Entries with figure data:
* * * *

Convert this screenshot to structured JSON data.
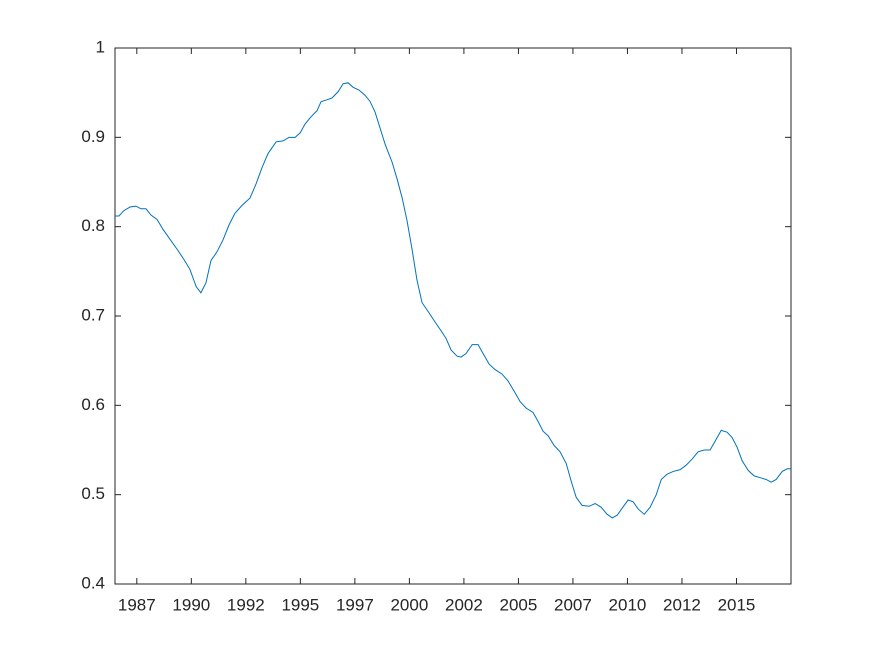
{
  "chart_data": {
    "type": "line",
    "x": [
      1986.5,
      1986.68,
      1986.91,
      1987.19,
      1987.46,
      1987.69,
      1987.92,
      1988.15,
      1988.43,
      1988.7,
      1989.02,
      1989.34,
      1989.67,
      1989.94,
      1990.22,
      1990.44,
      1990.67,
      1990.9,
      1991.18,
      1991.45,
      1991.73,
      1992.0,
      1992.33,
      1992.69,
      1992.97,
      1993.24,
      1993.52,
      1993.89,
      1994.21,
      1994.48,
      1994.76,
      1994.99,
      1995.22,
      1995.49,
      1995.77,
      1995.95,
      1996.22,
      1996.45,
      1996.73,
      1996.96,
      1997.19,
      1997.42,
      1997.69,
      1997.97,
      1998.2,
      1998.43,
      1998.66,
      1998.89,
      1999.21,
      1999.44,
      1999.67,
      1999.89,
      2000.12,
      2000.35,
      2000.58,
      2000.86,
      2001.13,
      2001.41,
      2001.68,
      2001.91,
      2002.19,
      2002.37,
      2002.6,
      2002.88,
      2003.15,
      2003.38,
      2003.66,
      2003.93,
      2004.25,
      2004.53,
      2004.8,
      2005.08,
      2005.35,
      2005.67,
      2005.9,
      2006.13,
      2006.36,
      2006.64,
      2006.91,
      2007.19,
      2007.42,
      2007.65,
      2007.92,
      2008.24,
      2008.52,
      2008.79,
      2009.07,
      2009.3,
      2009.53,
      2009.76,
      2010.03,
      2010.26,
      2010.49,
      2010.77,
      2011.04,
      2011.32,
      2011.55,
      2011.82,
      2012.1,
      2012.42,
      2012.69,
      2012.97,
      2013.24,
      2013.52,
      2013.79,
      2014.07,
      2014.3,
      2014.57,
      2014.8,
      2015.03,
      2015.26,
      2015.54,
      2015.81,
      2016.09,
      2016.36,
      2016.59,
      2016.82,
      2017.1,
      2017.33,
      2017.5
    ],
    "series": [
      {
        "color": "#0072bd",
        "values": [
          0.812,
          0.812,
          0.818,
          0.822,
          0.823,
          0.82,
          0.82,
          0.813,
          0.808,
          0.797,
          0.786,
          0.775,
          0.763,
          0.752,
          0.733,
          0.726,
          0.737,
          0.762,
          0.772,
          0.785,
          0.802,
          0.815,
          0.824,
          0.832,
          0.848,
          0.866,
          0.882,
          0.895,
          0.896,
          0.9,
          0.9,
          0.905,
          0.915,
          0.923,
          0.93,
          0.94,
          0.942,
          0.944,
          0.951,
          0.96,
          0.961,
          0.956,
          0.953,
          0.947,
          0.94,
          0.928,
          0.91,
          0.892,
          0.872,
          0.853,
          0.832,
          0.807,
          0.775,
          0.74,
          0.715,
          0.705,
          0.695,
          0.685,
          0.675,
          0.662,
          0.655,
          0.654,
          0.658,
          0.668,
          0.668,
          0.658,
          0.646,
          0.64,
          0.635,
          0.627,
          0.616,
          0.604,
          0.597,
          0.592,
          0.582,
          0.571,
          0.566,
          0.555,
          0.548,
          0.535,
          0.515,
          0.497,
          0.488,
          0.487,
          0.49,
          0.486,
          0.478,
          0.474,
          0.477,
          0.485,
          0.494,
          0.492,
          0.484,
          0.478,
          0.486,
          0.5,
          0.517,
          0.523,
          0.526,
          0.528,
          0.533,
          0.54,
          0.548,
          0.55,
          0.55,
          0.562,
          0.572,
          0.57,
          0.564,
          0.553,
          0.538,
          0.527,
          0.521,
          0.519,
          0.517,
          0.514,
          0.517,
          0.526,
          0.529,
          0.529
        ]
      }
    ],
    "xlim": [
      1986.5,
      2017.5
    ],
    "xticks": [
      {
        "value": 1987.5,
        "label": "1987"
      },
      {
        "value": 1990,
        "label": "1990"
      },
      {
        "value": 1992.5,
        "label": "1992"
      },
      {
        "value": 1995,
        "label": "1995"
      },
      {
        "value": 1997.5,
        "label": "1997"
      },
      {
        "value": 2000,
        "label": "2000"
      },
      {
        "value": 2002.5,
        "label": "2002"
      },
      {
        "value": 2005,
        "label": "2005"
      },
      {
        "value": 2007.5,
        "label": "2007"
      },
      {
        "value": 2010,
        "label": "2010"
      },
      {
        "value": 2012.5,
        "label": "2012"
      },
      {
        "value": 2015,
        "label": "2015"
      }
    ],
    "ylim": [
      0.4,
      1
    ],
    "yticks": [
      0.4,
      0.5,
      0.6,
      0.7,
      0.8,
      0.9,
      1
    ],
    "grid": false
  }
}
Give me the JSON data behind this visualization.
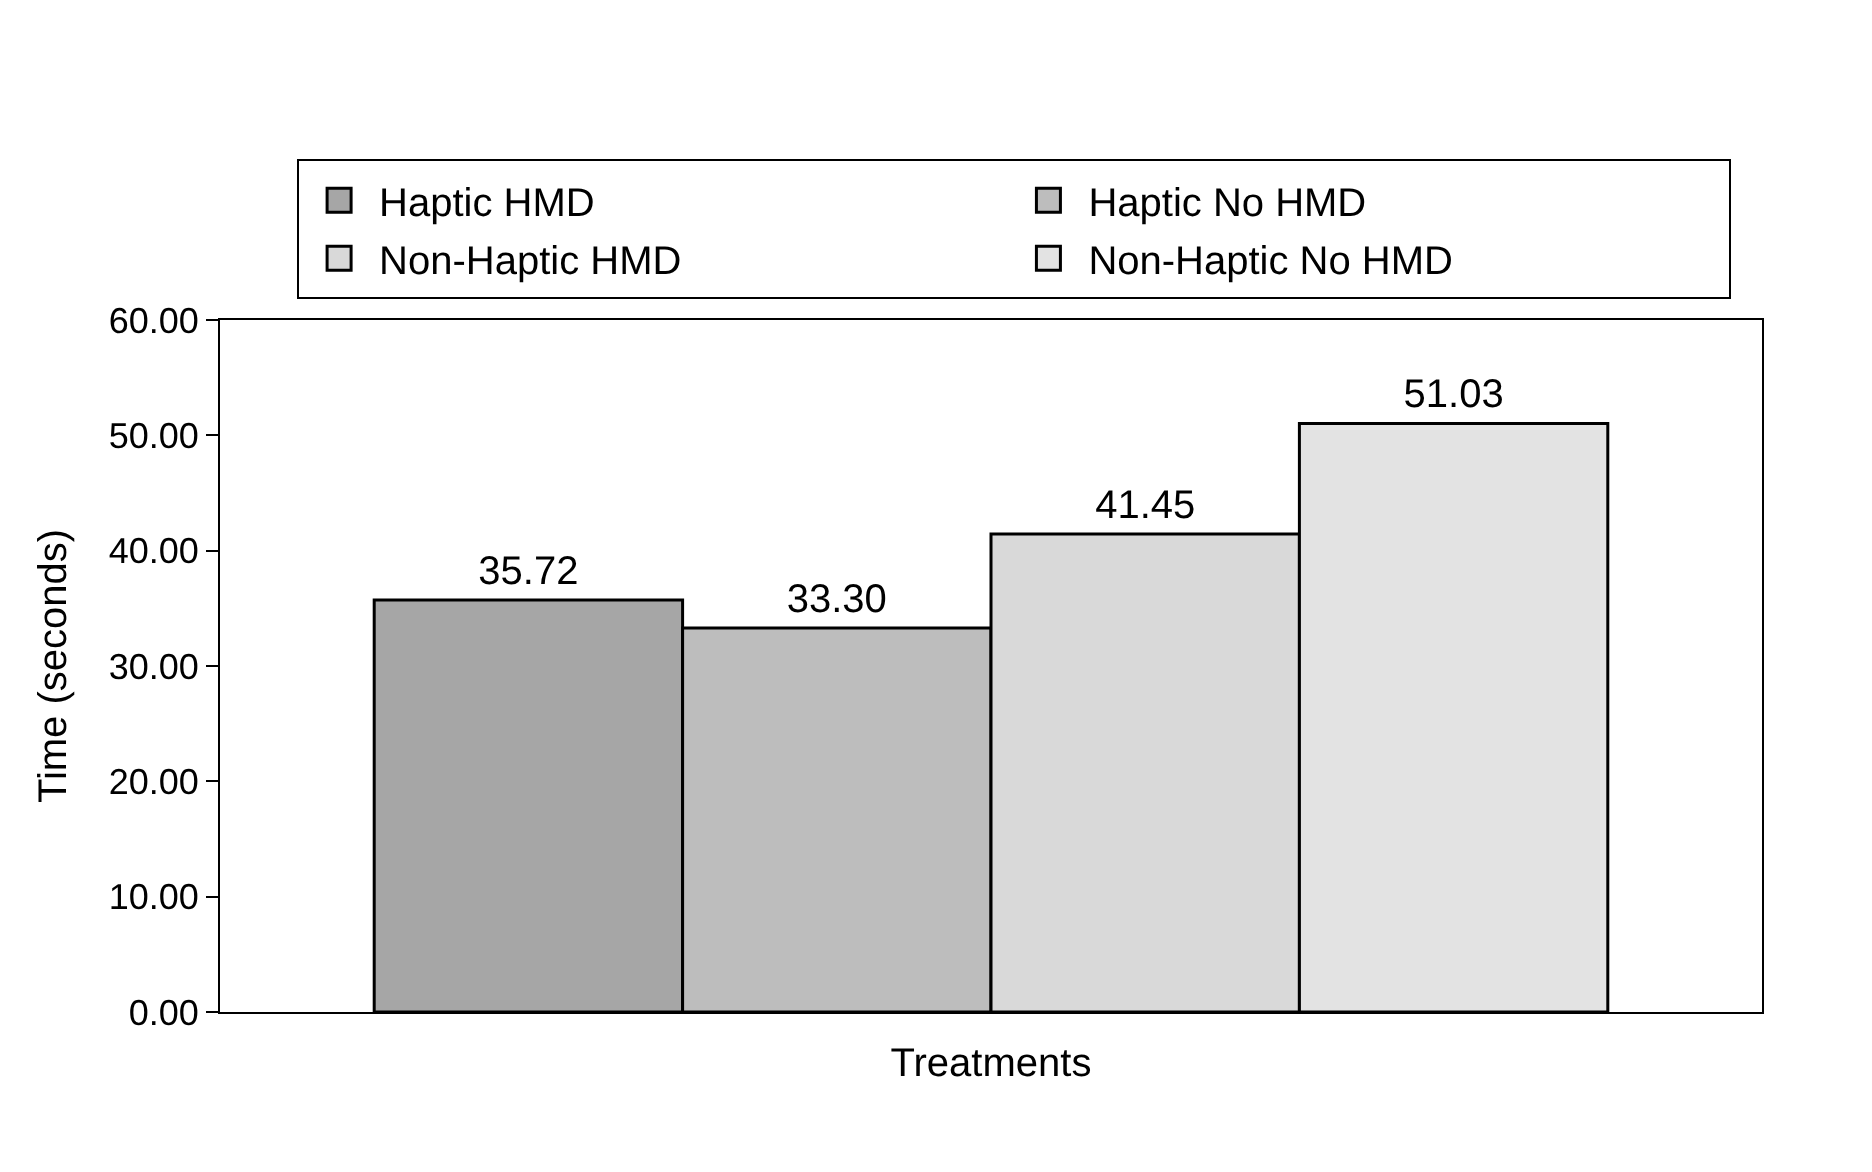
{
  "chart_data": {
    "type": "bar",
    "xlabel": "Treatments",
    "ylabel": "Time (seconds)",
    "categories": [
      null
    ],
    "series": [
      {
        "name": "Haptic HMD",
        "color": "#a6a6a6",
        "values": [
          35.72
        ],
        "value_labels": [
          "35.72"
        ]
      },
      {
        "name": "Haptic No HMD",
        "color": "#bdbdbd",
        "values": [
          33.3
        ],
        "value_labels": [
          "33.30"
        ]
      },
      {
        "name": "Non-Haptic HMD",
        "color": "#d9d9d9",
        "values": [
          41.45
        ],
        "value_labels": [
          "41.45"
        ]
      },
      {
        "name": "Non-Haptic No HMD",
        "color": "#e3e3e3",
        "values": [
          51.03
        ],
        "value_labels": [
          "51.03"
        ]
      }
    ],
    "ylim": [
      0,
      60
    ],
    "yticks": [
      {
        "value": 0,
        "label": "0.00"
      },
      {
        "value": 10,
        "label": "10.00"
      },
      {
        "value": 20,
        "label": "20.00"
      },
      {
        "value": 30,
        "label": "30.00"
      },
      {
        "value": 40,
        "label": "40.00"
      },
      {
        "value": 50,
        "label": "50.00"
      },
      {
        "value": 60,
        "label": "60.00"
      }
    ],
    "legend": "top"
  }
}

* * * *

- To be done -
Return each line exactly as written. Any picture gets left out.

- Final result -
Convert this screenshot to structured JSON data.
{
  "chart_data": {
    "type": "line",
    "x": [
      1986.5,
      1986.68,
      1986.91,
      1987.19,
      1987.46,
      1987.69,
      1987.92,
      1988.15,
      1988.43,
      1988.7,
      1989.02,
      1989.34,
      1989.67,
      1989.94,
      1990.22,
      1990.44,
      1990.67,
      1990.9,
      1991.18,
      1991.45,
      1991.73,
      1992.0,
      1992.33,
      1992.69,
      1992.97,
      1993.24,
      1993.52,
      1993.89,
      1994.21,
      1994.48,
      1994.76,
      1994.99,
      1995.22,
      1995.49,
      1995.77,
      1995.95,
      1996.22,
      1996.45,
      1996.73,
      1996.96,
      1997.19,
      1997.42,
      1997.69,
      1997.97,
      1998.2,
      1998.43,
      1998.66,
      1998.89,
      1999.21,
      1999.44,
      1999.67,
      1999.89,
      2000.12,
      2000.35,
      2000.58,
      2000.86,
      2001.13,
      2001.41,
      2001.68,
      2001.91,
      2002.19,
      2002.37,
      2002.6,
      2002.88,
      2003.15,
      2003.38,
      2003.66,
      2003.93,
      2004.25,
      2004.53,
      2004.8,
      2005.08,
      2005.35,
      2005.67,
      2005.9,
      2006.13,
      2006.36,
      2006.64,
      2006.91,
      2007.19,
      2007.42,
      2007.65,
      2007.92,
      2008.24,
      2008.52,
      2008.79,
      2009.07,
      2009.3,
      2009.53,
      2009.76,
      2010.03,
      2010.26,
      2010.49,
      2010.77,
      2011.04,
      2011.32,
      2011.55,
      2011.82,
      2012.1,
      2012.42,
      2012.69,
      2012.97,
      2013.24,
      2013.52,
      2013.79,
      2014.07,
      2014.3,
      2014.57,
      2014.8,
      2015.03,
      2015.26,
      2015.54,
      2015.81,
      2016.09,
      2016.36,
      2016.59,
      2016.82,
      2017.1,
      2017.33,
      2017.5
    ],
    "series": [
      {
        "color": "#0072bd",
        "values": [
          0.812,
          0.812,
          0.818,
          0.822,
          0.823,
          0.82,
          0.82,
          0.813,
          0.808,
          0.797,
          0.786,
          0.775,
          0.763,
          0.752,
          0.733,
          0.726,
          0.737,
          0.762,
          0.772,
          0.785,
          0.802,
          0.815,
          0.824,
          0.832,
          0.848,
          0.866,
          0.882,
          0.895,
          0.896,
          0.9,
          0.9,
          0.905,
          0.915,
          0.923,
          0.93,
          0.94,
          0.942,
          0.944,
          0.951,
          0.96,
          0.961,
          0.956,
          0.953,
          0.947,
          0.94,
          0.928,
          0.91,
          0.892,
          0.872,
          0.853,
          0.832,
          0.807,
          0.775,
          0.74,
          0.715,
          0.705,
          0.695,
          0.685,
          0.675,
          0.662,
          0.655,
          0.654,
          0.658,
          0.668,
          0.668,
          0.658,
          0.646,
          0.64,
          0.635,
          0.627,
          0.616,
          0.604,
          0.597,
          0.592,
          0.582,
          0.571,
          0.566,
          0.555,
          0.548,
          0.535,
          0.515,
          0.497,
          0.488,
          0.487,
          0.49,
          0.486,
          0.478,
          0.474,
          0.477,
          0.485,
          0.494,
          0.492,
          0.484,
          0.478,
          0.486,
          0.5,
          0.517,
          0.523,
          0.526,
          0.528,
          0.533,
          0.54,
          0.548,
          0.55,
          0.55,
          0.562,
          0.572,
          0.57,
          0.564,
          0.553,
          0.538,
          0.527,
          0.521,
          0.519,
          0.517,
          0.514,
          0.517,
          0.526,
          0.529,
          0.529
        ]
      }
    ],
    "xlim": [
      1986.5,
      2017.5
    ],
    "xticks": [
      {
        "value": 1987.5,
        "label": "1987"
      },
      {
        "value": 1990,
        "label": "1990"
      },
      {
        "value": 1992.5,
        "label": "1992"
      },
      {
        "value": 1995,
        "label": "1995"
      },
      {
        "value": 1997.5,
        "label": "1997"
      },
      {
        "value": 2000,
        "label": "2000"
      },
      {
        "value": 2002.5,
        "label": "2002"
      },
      {
        "value": 2005,
        "label": "2005"
      },
      {
        "value": 2007.5,
        "label": "2007"
      },
      {
        "value": 2010,
        "label": "2010"
      },
      {
        "value": 2012.5,
        "label": "2012"
      },
      {
        "value": 2015,
        "label": "2015"
      }
    ],
    "ylim": [
      0.4,
      1
    ],
    "yticks": [
      0.4,
      0.5,
      0.6,
      0.7,
      0.8,
      0.9,
      1
    ],
    "grid": false
  }
}
Give me the JSON data behind this visualization.
{
  "chart_data": {
    "type": "bar",
    "xlabel": "Treatments",
    "ylabel": "Time (seconds)",
    "categories": [
      null
    ],
    "series": [
      {
        "name": "Haptic HMD",
        "color": "#a6a6a6",
        "values": [
          35.72
        ],
        "value_labels": [
          "35.72"
        ]
      },
      {
        "name": "Haptic No HMD",
        "color": "#bdbdbd",
        "values": [
          33.3
        ],
        "value_labels": [
          "33.30"
        ]
      },
      {
        "name": "Non-Haptic HMD",
        "color": "#d9d9d9",
        "values": [
          41.45
        ],
        "value_labels": [
          "41.45"
        ]
      },
      {
        "name": "Non-Haptic No HMD",
        "color": "#e3e3e3",
        "values": [
          51.03
        ],
        "value_labels": [
          "51.03"
        ]
      }
    ],
    "ylim": [
      0,
      60
    ],
    "yticks": [
      {
        "value": 0,
        "label": "0.00"
      },
      {
        "value": 10,
        "label": "10.00"
      },
      {
        "value": 20,
        "label": "20.00"
      },
      {
        "value": 30,
        "label": "30.00"
      },
      {
        "value": 40,
        "label": "40.00"
      },
      {
        "value": 50,
        "label": "50.00"
      },
      {
        "value": 60,
        "label": "60.00"
      }
    ],
    "legend": "top"
  }
}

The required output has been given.